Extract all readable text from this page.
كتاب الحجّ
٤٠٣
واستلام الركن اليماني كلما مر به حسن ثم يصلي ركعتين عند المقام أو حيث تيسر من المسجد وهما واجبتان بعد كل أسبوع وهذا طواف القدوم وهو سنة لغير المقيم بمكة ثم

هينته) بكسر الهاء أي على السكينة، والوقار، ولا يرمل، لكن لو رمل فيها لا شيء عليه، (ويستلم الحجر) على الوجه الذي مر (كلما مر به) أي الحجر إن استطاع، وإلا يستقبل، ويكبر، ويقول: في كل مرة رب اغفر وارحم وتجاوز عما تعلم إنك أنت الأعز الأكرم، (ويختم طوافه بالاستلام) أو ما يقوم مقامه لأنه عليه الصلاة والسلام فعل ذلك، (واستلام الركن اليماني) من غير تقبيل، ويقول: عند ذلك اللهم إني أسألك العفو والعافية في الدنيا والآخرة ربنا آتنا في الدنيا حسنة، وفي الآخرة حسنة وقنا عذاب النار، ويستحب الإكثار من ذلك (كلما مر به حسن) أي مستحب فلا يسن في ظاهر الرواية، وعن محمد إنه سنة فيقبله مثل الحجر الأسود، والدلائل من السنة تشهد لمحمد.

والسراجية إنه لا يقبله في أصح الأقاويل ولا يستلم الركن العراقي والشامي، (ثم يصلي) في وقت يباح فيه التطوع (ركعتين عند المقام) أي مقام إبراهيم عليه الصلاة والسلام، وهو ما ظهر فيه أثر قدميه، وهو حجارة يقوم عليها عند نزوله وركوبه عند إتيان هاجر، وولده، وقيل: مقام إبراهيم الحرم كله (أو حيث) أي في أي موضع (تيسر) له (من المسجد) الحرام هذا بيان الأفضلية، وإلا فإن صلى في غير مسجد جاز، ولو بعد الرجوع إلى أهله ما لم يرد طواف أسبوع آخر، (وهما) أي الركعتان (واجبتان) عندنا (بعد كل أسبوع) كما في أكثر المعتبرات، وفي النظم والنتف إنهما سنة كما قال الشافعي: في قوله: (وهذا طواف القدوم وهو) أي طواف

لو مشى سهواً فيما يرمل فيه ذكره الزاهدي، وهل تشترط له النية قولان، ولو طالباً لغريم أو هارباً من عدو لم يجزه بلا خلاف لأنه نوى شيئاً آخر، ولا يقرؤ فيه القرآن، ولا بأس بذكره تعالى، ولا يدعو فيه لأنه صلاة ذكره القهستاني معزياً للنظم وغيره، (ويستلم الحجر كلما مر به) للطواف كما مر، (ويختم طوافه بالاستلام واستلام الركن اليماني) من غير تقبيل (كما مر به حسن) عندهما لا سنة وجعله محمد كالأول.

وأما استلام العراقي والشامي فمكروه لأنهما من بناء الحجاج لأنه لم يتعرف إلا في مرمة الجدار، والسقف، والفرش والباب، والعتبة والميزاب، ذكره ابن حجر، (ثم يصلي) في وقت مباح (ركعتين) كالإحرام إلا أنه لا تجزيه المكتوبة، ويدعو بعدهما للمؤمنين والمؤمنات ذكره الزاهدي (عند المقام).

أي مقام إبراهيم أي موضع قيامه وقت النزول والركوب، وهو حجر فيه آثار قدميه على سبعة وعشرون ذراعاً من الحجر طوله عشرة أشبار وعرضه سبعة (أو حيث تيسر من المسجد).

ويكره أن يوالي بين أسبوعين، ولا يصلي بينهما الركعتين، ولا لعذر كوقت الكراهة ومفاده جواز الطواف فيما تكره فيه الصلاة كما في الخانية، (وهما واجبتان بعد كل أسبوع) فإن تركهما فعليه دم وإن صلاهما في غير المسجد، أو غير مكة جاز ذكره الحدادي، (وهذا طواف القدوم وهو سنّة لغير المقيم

· · · ·

◆ **SET TASK**: Each line above must be reproduced exactly as it stands.

◆ **RESPONSE TO THIS EXERCISE**:
Extract all readable text from this page.
كتاب الحجّ
٤٠٣
واستلام الركن اليماني كلما مر به حسن ثم يصلي ركعتين عند المقام أو حيث تيسر من المسجد وهما واجبتان بعد كل أسبوع وهذا طواف القدوم وهو سنة لغير المقيم بمكة ثم

هينته) بكسر الهاء أي على السكينة، والوقار، ولا يرمل، لكن لو رمل فيها لا شيء عليه، (ويستلم الحجر) على الوجه الذي مر (كلما مر به) أي الحجر إن استطاع، وإلا يستقبل، ويكبر، ويقول: في كل مرة رب اغفر وارحم وتجاوز عما تعلم إنك أنت الأعز الأكرم، (ويختم طوافه بالاستلام) أو ما يقوم مقامه لأنه عليه الصلاة والسلام فعل ذلك، (واستلام الركن اليماني) من غير تقبيل، ويقول: عند ذلك اللهم إني أسألك العفو والعافية في الدنيا والآخرة ربنا آتنا في الدنيا حسنة، وفي الآخرة حسنة وقنا عذاب النار، ويستحب الإكثار من ذلك (كلما مر به حسن) أي مستحب فلا يسن في ظاهر الرواية، وعن محمد إنه سنة فيقبله مثل الحجر الأسود، والدلائل من السنة تشهد لمحمد.

والسراجية إنه لا يقبله في أصح الأقاويل ولا يستلم الركن العراقي والشامي، (ثم يصلي) في وقت يباح فيه التطوع (ركعتين عند المقام) أي مقام إبراهيم عليه الصلاة والسلام، وهو ما ظهر فيه أثر قدميه، وهو حجارة يقوم عليها عند نزوله وركوبه عند إتيان هاجر، وولده، وقيل: مقام إبراهيم الحرم كله (أو حيث) أي في أي موضع (تيسر) له (من المسجد) الحرام هذا بيان الأفضلية، وإلا فإن صلى في غير مسجد جاز، ولو بعد الرجوع إلى أهله ما لم يرد طواف أسبوع آخر، (وهما) أي الركعتان (واجبتان) عندنا (بعد كل أسبوع) كما في أكثر المعتبرات، وفي النظم والنتف إنهما سنة كما قال الشافعي: في قوله: (وهذا طواف القدوم وهو) أي طواف

لو مشى سهواً فيما يرمل فيه ذكره الزاهدي، وهل تشترط له النية قولان، ولو طالباً لغريم أو هارباً من عدو لم يجزه بلا خلاف لأنه نوى شيئاً آخر، ولا يقرؤ فيه القرآن، ولا بأس بذكره تعالى، ولا يدعو فيه لأنه صلاة ذكره القهستاني معزياً للنظم وغيره، (ويستلم الحجر كلما مر به) للطواف كما مر، (ويختم طوافه بالاستلام واستلام الركن اليماني) من غير تقبيل (كما مر به حسن) عندهما لا سنة وجعله محمد كالأول.

وأما استلام العراقي والشامي فمكروه لأنهما من بناء الحجاج لأنه لم يتعرف إلا في مرمة الجدار، والسقف، والفرش والباب، والعتبة والميزاب، ذكره ابن حجر، (ثم يصلي) في وقت مباح (ركعتين) كالإحرام إلا أنه لا تجزيه المكتوبة، ويدعو بعدهما للمؤمنين والمؤمنات ذكره الزاهدي (عند المقام).

أي مقام إبراهيم أي موضع قيامه وقت النزول والركوب، وهو حجر فيه آثار قدميه على سبعة وعشرون ذراعاً من الحجر طوله عشرة أشبار وعرضه سبعة (أو حيث تيسر من المسجد).

ويكره أن يوالي بين أسبوعين، ولا يصلي بينهما الركعتين، ولا لعذر كوقت الكراهة ومفاده جواز الطواف فيما تكره فيه الصلاة كما في الخانية، (وهما واجبتان بعد كل أسبوع) فإن تركهما فعليه دم وإن صلاهما في غير المسجد، أو غير مكة جاز ذكره الحدادي، (وهذا طواف القدوم وهو سنّة لغير المقيم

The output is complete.